Return the records exactly as they are.
──────── DATA SHOWN
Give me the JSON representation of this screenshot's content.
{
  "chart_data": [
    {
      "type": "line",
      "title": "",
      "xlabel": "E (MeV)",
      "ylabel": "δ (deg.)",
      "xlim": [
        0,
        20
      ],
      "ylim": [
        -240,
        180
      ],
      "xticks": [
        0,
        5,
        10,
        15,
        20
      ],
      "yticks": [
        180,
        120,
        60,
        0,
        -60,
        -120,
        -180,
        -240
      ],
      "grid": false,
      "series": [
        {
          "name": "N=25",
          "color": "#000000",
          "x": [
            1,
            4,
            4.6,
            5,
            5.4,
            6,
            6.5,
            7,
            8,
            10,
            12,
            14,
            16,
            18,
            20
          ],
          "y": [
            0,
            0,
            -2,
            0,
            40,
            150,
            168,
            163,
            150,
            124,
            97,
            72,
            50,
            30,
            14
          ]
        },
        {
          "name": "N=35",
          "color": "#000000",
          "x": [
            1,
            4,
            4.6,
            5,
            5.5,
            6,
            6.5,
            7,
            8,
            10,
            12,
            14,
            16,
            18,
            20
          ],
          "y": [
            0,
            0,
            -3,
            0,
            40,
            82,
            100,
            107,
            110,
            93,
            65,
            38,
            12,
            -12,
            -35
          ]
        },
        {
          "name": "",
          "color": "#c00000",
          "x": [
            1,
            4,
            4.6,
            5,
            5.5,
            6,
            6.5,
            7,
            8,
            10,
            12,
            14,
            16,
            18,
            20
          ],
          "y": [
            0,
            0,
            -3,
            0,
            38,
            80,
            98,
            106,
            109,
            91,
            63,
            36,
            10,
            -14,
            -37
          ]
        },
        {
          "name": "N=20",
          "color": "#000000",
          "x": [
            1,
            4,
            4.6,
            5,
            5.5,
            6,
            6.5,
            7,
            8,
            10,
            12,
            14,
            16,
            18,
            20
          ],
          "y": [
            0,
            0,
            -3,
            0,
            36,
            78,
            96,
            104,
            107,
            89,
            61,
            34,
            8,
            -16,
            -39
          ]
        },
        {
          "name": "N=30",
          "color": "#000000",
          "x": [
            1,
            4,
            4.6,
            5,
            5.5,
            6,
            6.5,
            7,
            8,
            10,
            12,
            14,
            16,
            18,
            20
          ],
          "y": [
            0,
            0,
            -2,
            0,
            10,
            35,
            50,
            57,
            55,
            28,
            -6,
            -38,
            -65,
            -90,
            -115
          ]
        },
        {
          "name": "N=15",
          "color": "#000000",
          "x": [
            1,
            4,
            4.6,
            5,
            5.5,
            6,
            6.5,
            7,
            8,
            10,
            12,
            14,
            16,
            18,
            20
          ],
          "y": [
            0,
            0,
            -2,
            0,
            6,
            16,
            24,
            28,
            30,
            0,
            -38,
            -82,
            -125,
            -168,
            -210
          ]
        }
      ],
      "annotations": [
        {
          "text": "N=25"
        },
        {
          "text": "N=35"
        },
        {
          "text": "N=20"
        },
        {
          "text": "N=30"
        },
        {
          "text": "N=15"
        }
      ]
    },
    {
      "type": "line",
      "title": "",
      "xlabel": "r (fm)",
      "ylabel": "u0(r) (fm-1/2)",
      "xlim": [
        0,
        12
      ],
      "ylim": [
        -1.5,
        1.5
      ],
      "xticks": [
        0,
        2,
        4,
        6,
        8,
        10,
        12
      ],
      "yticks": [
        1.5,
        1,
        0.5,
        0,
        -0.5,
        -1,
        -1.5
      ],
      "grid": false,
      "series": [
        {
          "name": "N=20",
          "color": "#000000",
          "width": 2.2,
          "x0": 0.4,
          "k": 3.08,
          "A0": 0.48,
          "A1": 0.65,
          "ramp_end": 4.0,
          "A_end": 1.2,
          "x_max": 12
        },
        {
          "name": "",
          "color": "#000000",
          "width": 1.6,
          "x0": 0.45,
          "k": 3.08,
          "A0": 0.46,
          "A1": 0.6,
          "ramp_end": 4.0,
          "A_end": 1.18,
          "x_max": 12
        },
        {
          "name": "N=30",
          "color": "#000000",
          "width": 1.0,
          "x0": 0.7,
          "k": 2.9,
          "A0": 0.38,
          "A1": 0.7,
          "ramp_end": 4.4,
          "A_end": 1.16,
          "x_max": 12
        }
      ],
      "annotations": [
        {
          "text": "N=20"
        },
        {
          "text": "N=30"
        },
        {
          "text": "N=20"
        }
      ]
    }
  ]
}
────────────────
▶ **RESULT**
Give me the JSON representation of this screenshot's content.
{
  "chart_data": [
    {
      "type": "line",
      "title": "",
      "xlabel": "E (MeV)",
      "ylabel": "δ (deg.)",
      "xlim": [
        0,
        20
      ],
      "ylim": [
        -240,
        180
      ],
      "xticks": [
        0,
        5,
        10,
        15,
        20
      ],
      "yticks": [
        180,
        120,
        60,
        0,
        -60,
        -120,
        -180,
        -240
      ],
      "grid": false,
      "series": [
        {
          "name": "N=25",
          "color": "#000000",
          "x": [
            1,
            4,
            4.6,
            5,
            5.4,
            6,
            6.5,
            7,
            8,
            10,
            12,
            14,
            16,
            18,
            20
          ],
          "y": [
            0,
            0,
            -2,
            0,
            40,
            150,
            168,
            163,
            150,
            124,
            97,
            72,
            50,
            30,
            14
          ]
        },
        {
          "name": "N=35",
          "color": "#000000",
          "x": [
            1,
            4,
            4.6,
            5,
            5.5,
            6,
            6.5,
            7,
            8,
            10,
            12,
            14,
            16,
            18,
            20
          ],
          "y": [
            0,
            0,
            -3,
            0,
            40,
            82,
            100,
            107,
            110,
            93,
            65,
            38,
            12,
            -12,
            -35
          ]
        },
        {
          "name": "",
          "color": "#c00000",
          "x": [
            1,
            4,
            4.6,
            5,
            5.5,
            6,
            6.5,
            7,
            8,
            10,
            12,
            14,
            16,
            18,
            20
          ],
          "y": [
            0,
            0,
            -3,
            0,
            38,
            80,
            98,
            106,
            109,
            91,
            63,
            36,
            10,
            -14,
            -37
          ]
        },
        {
          "name": "N=20",
          "color": "#000000",
          "x": [
            1,
            4,
            4.6,
            5,
            5.5,
            6,
            6.5,
            7,
            8,
            10,
            12,
            14,
            16,
            18,
            20
          ],
          "y": [
            0,
            0,
            -3,
            0,
            36,
            78,
            96,
            104,
            107,
            89,
            61,
            34,
            8,
            -16,
            -39
          ]
        },
        {
          "name": "N=30",
          "color": "#000000",
          "x": [
            1,
            4,
            4.6,
            5,
            5.5,
            6,
            6.5,
            7,
            8,
            10,
            12,
            14,
            16,
            18,
            20
          ],
          "y": [
            0,
            0,
            -2,
            0,
            10,
            35,
            50,
            57,
            55,
            28,
            -6,
            -38,
            -65,
            -90,
            -115
          ]
        },
        {
          "name": "N=15",
          "color": "#000000",
          "x": [
            1,
            4,
            4.6,
            5,
            5.5,
            6,
            6.5,
            7,
            8,
            10,
            12,
            14,
            16,
            18,
            20
          ],
          "y": [
            0,
            0,
            -2,
            0,
            6,
            16,
            24,
            28,
            30,
            0,
            -38,
            -82,
            -125,
            -168,
            -210
          ]
        }
      ],
      "annotations": [
        {
          "text": "N=25"
        },
        {
          "text": "N=35"
        },
        {
          "text": "N=20"
        },
        {
          "text": "N=30"
        },
        {
          "text": "N=15"
        }
      ]
    },
    {
      "type": "line",
      "title": "",
      "xlabel": "r (fm)",
      "ylabel": "u0(r) (fm-1/2)",
      "xlim": [
        0,
        12
      ],
      "ylim": [
        -1.5,
        1.5
      ],
      "xticks": [
        0,
        2,
        4,
        6,
        8,
        10,
        12
      ],
      "yticks": [
        1.5,
        1,
        0.5,
        0,
        -0.5,
        -1,
        -1.5
      ],
      "grid": false,
      "series": [
        {
          "name": "N=20",
          "color": "#000000",
          "width": 2.2,
          "x0": 0.4,
          "k": 3.08,
          "A0": 0.48,
          "A1": 0.65,
          "ramp_end": 4.0,
          "A_end": 1.2,
          "x_max": 12
        },
        {
          "name": "",
          "color": "#000000",
          "width": 1.6,
          "x0": 0.45,
          "k": 3.08,
          "A0": 0.46,
          "A1": 0.6,
          "ramp_end": 4.0,
          "A_end": 1.18,
          "x_max": 12
        },
        {
          "name": "N=30",
          "color": "#000000",
          "width": 1.0,
          "x0": 0.7,
          "k": 2.9,
          "A0": 0.38,
          "A1": 0.7,
          "ramp_end": 4.4,
          "A_end": 1.16,
          "x_max": 12
        }
      ],
      "annotations": [
        {
          "text": "N=20"
        },
        {
          "text": "N=30"
        },
        {
          "text": "N=20"
        }
      ]
    }
  ]
}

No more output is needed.